* begin *

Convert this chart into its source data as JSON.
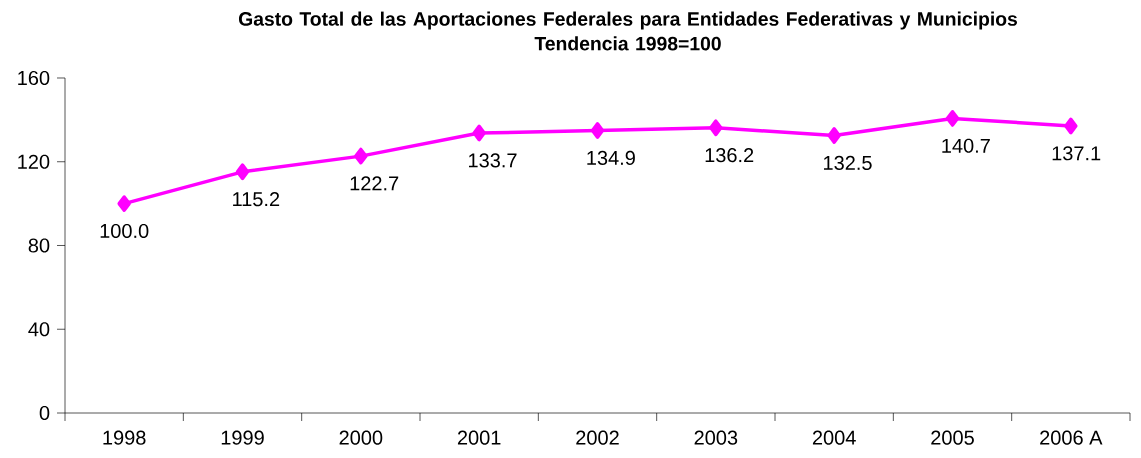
{
  "chart_data": {
    "type": "line",
    "title": "Gasto Total de las Aportaciones Federales para Entidades Federativas y Municipios",
    "subtitle": "Tendencia 1998=100",
    "categories": [
      "1998",
      "1999",
      "2000",
      "2001",
      "2002",
      "2003",
      "2004",
      "2005",
      "2006 A"
    ],
    "series": [
      {
        "color": "#ff00ff",
        "values": [
          100.0,
          115.2,
          122.7,
          133.7,
          134.9,
          136.2,
          132.5,
          140.7,
          137.1
        ],
        "value_labels": [
          "100.0",
          "115.2",
          "122.7",
          "133.7",
          "134.9",
          "136.2",
          "132.5",
          "140.7",
          "137.1"
        ]
      }
    ],
    "ylim": [
      0,
      160
    ],
    "yticks": [
      0,
      40,
      80,
      120,
      160
    ],
    "grid": false,
    "marker": "diamond",
    "line_style": "solid"
  }
}
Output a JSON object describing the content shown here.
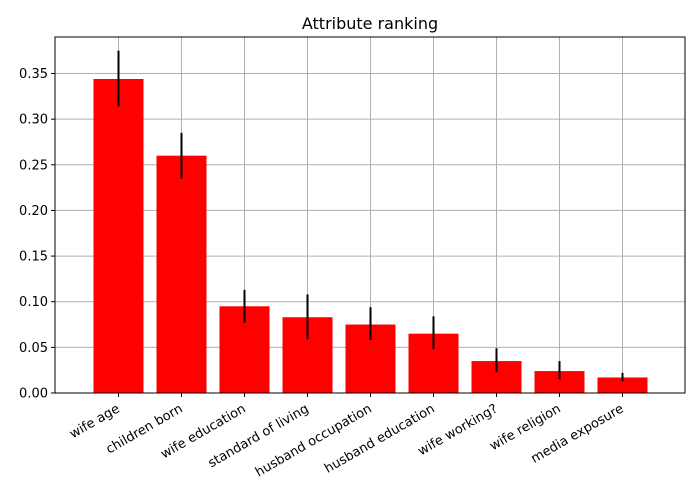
{
  "chart_data": {
    "type": "bar",
    "title": "Attribute ranking",
    "xlabel": "",
    "ylabel": "",
    "categories": [
      "wife age",
      "children born",
      "wife education",
      "standard of living",
      "husband occupation",
      "husband education",
      "wife working?",
      "wife religion",
      "media exposure"
    ],
    "values": [
      0.344,
      0.26,
      0.095,
      0.083,
      0.075,
      0.065,
      0.035,
      0.024,
      0.017
    ],
    "error_low": [
      0.314,
      0.235,
      0.077,
      0.059,
      0.058,
      0.048,
      0.023,
      0.015,
      0.013
    ],
    "error_high": [
      0.375,
      0.285,
      0.113,
      0.108,
      0.094,
      0.084,
      0.049,
      0.035,
      0.022
    ],
    "ylim": [
      0,
      0.39
    ],
    "yticks": [
      "0.00",
      "0.05",
      "0.10",
      "0.15",
      "0.20",
      "0.25",
      "0.30",
      "0.35"
    ],
    "ytick_values": [
      0,
      0.05,
      0.1,
      0.15,
      0.2,
      0.25,
      0.3,
      0.35
    ],
    "grid": true,
    "bar_color": "#ff0000",
    "error_color": "#000000",
    "grid_color": "#b0b0b0"
  }
}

* end *

Repeat the material above in full and exactly, omitting the pictures.

Convert this chart into its source data as JSON.
{
  "chart_data": {
    "type": "line",
    "title": "Gasto Total de las Aportaciones Federales para Entidades Federativas y Municipios",
    "subtitle": "Tendencia 1998=100",
    "categories": [
      "1998",
      "1999",
      "2000",
      "2001",
      "2002",
      "2003",
      "2004",
      "2005",
      "2006 A"
    ],
    "series": [
      {
        "color": "#ff00ff",
        "values": [
          100.0,
          115.2,
          122.7,
          133.7,
          134.9,
          136.2,
          132.5,
          140.7,
          137.1
        ],
        "value_labels": [
          "100.0",
          "115.2",
          "122.7",
          "133.7",
          "134.9",
          "136.2",
          "132.5",
          "140.7",
          "137.1"
        ]
      }
    ],
    "ylim": [
      0,
      160
    ],
    "yticks": [
      0,
      40,
      80,
      120,
      160
    ],
    "grid": false,
    "marker": "diamond",
    "line_style": "solid"
  }
}
Output a JSON object describing the content shown here.
{
  "chart_data": {
    "type": "bar",
    "title": "Attribute ranking",
    "xlabel": "",
    "ylabel": "",
    "categories": [
      "wife age",
      "children born",
      "wife education",
      "standard of living",
      "husband occupation",
      "husband education",
      "wife working?",
      "wife religion",
      "media exposure"
    ],
    "values": [
      0.344,
      0.26,
      0.095,
      0.083,
      0.075,
      0.065,
      0.035,
      0.024,
      0.017
    ],
    "error_low": [
      0.314,
      0.235,
      0.077,
      0.059,
      0.058,
      0.048,
      0.023,
      0.015,
      0.013
    ],
    "error_high": [
      0.375,
      0.285,
      0.113,
      0.108,
      0.094,
      0.084,
      0.049,
      0.035,
      0.022
    ],
    "ylim": [
      0,
      0.39
    ],
    "yticks": [
      "0.00",
      "0.05",
      "0.10",
      "0.15",
      "0.20",
      "0.25",
      "0.30",
      "0.35"
    ],
    "ytick_values": [
      0,
      0.05,
      0.1,
      0.15,
      0.2,
      0.25,
      0.3,
      0.35
    ],
    "grid": true,
    "bar_color": "#ff0000",
    "error_color": "#000000",
    "grid_color": "#b0b0b0"
  }
}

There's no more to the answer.